Aim: Quote each record exactly, please, leaving none out.

┏━━

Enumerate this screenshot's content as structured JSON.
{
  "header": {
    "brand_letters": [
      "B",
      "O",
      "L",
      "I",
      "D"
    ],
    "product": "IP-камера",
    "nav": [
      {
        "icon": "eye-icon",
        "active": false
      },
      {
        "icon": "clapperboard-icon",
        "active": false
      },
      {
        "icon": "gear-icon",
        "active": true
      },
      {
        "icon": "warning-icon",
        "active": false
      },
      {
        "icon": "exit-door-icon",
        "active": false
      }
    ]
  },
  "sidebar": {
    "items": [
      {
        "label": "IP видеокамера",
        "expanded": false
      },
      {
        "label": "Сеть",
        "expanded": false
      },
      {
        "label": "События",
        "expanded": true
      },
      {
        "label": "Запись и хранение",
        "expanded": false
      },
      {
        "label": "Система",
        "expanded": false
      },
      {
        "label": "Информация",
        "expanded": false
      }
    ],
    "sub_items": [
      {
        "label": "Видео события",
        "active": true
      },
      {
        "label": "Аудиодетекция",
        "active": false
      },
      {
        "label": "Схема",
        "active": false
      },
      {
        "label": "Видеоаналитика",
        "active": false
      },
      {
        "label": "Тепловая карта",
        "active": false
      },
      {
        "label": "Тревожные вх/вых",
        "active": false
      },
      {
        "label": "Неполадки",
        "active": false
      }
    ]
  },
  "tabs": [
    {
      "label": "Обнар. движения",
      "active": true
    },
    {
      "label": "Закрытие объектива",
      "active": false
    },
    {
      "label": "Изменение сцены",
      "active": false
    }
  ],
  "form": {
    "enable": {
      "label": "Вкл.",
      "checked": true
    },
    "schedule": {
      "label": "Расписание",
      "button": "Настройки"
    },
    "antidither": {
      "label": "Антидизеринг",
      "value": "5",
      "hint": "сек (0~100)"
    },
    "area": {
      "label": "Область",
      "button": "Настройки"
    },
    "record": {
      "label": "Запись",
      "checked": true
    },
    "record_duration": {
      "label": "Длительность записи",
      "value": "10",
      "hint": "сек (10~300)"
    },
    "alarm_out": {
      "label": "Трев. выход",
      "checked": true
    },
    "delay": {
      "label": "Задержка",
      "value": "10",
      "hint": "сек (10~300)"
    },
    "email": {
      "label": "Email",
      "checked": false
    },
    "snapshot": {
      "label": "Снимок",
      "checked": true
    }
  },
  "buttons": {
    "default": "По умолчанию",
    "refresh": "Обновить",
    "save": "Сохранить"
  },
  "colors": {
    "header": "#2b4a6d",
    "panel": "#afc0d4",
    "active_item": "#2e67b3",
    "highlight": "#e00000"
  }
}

┗━━

Completed exercise:
Enumerate this screenshot's content as structured JSON.
{
  "header": {
    "brand_letters": [
      "B",
      "O",
      "L",
      "I",
      "D"
    ],
    "product": "IP-камера",
    "nav": [
      {
        "icon": "eye-icon",
        "active": false
      },
      {
        "icon": "clapperboard-icon",
        "active": false
      },
      {
        "icon": "gear-icon",
        "active": true
      },
      {
        "icon": "warning-icon",
        "active": false
      },
      {
        "icon": "exit-door-icon",
        "active": false
      }
    ]
  },
  "sidebar": {
    "items": [
      {
        "label": "IP видеокамера",
        "expanded": false
      },
      {
        "label": "Сеть",
        "expanded": false
      },
      {
        "label": "События",
        "expanded": true
      },
      {
        "label": "Запись и хранение",
        "expanded": false
      },
      {
        "label": "Система",
        "expanded": false
      },
      {
        "label": "Информация",
        "expanded": false
      }
    ],
    "sub_items": [
      {
        "label": "Видео события",
        "active": true
      },
      {
        "label": "Аудиодетекция",
        "active": false
      },
      {
        "label": "Схема",
        "active": false
      },
      {
        "label": "Видеоаналитика",
        "active": false
      },
      {
        "label": "Тепловая карта",
        "active": false
      },
      {
        "label": "Тревожные вх/вых",
        "active": false
      },
      {
        "label": "Неполадки",
        "active": false
      }
    ]
  },
  "tabs": [
    {
      "label": "Обнар. движения",
      "active": true
    },
    {
      "label": "Закрытие объектива",
      "active": false
    },
    {
      "label": "Изменение сцены",
      "active": false
    }
  ],
  "form": {
    "enable": {
      "label": "Вкл.",
      "checked": true
    },
    "schedule": {
      "label": "Расписание",
      "button": "Настройки"
    },
    "antidither": {
      "label": "Антидизеринг",
      "value": "5",
      "hint": "сек (0~100)"
    },
    "area": {
      "label": "Область",
      "button": "Настройки"
    },
    "record": {
      "label": "Запись",
      "checked": true
    },
    "record_duration": {
      "label": "Длительность записи",
      "value": "10",
      "hint": "сек (10~300)"
    },
    "alarm_out": {
      "label": "Трев. выход",
      "checked": true
    },
    "delay": {
      "label": "Задержка",
      "value": "10",
      "hint": "сек (10~300)"
    },
    "email": {
      "label": "Email",
      "checked": false
    },
    "snapshot": {
      "label": "Снимок",
      "checked": true
    }
  },
  "buttons": {
    "default": "По умолчанию",
    "refresh": "Обновить",
    "save": "Сохранить"
  },
  "colors": {
    "header": "#2b4a6d",
    "panel": "#afc0d4",
    "active_item": "#2e67b3",
    "highlight": "#e00000"
  }
}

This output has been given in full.